---------- Data rows
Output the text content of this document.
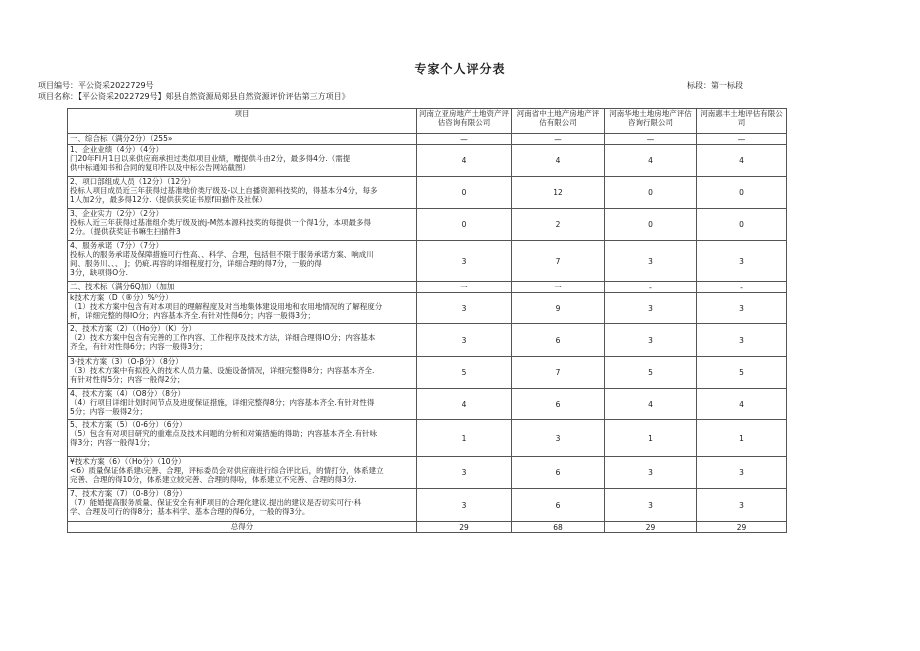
专家个人评分表
项目编号：平公资采2022729号
项目名称：【平公资采2022729号】郏县自然资源局郏县自然资源评价评估第三方项目》
标段：第一标段
项目	河南立亚房地产土地资产评估咨询有限公司	河南省中土地产房地产评估有限公司	河南华地土地房地产评估咨询行限公司	河南惠丰土地评估有限公司
一、综合标（满分2分）（255»	—	—	—	—
1、企业业绩（4分）（4分）
门20年FI月1日以来供应商承担过类似项目业绩，赠提供斗由2分，最多得4分.（需提
供中标通知书和合同的复印件以及中标公告网站截图）	4	4	4	4
2、项口部组成人员（12分）（12分）
投标人项目成员近三年获得过基准地价类厅级及-以上自播资源科技奖的，得基本分4分，每多
1人加2分，最多得12分.（提供获奖证书原f田描件及社保）	0	12	0	0
3、企业实力（2分）（2分）
投标人近三年获得过基准组介类厅级及嵌j-M然本源科技奖的每提供一个得1分，本项最多得
2分。（提供获奖证书嘛生扫描件3	0	2	0	0
4、服务承诺（7分）（7分）
投标人的服务承诺及保障措施可行性高、、科学、合理，包括但不限于服务承诺方案、响成川
间、服务川、、、 J；仍疵.再容的详细程度打分，详细合理的得7分，一般的得
3分，缺项得O分.	3	7	3	3
二、技术标（满分6Q加）（加加	一	一	-	-
k技术方案（D（®分）%⁰分）
（1）技术方案中包含有对本项目的理解程度及对当地集体建设用地和农用地情况的了解程度分
析，详细完整的得IO分；内容基本齐全.有针对性得6分；内容一般得3分；	3	9	3	3
2、技术方案（2）（（Ho分）（K）分）
（2）技术方案中包含有完善的工作内容、工作程序及技术方法，详细合理得IO分；内容基本
齐全，有针对性得6分；内容一般得3分；	3	6	3	3
3·技术方案（3）（O-β分）（8分）
（3）技术方案中有拟投入的技术人员力量、设施设备情况，详细完整得8分；内容基本齐全.
有针对性得5分；内容一般得2分；	5	7	5	5
4、技术方案（4）（O8分）（8分）
（4）行项目详细计划时间节点及进度保证措施，详细完整得8分；内容基本齐全.有针对性得
5分；内容一般得2分；	4	6	4	4
5、技术方案（5）（0-6分）（6分）
（5）包含有对项目研究的重难点及技术问题的分析和对策措施的得助；内容基本齐全.有针咏
得3分；内容一般得1分；	1	3	1	1
¥技术方案（6）（（Ho分）（10分）
<6）质量保证体系建ι完善、合理，评标委员会对供应商进行综合评比后，的情打分，体系建立
完善、合理的得10分，体系建立较完善、合理的得吩，体系建立不完善、合理的得3分.	3	6	3	3
7、技术方案（7）（0-8分）（8分）
（7）能婚提高服务质量、保证安全有利F项目的合理化建议.提出的建议是否切实可行·科
学、合理及可行的得8分；基本科学、基本合理的得6分，一般的得3分。	3	6	3	3
总得分	29	68	29	29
--------------------
What this task involves: Pull every line containing the word "内容基本齐全" out of the entries above.

Reply:
析，详细完整的得IO分；内容基本齐全.有针对性得6分；内容一般得3分；	3	9	3	3
（3）技术方案中有拟投入的技术人员力量、设施设备情况，详细完整得8分；内容基本齐全.
（4）行项目详细计划时间节点及进度保证措施，详细完整得8分；内容基本齐全.有针对性得
（5）包含有对项目研究的重难点及技术问题的分析和对策措施的得助；内容基本齐全.有针咏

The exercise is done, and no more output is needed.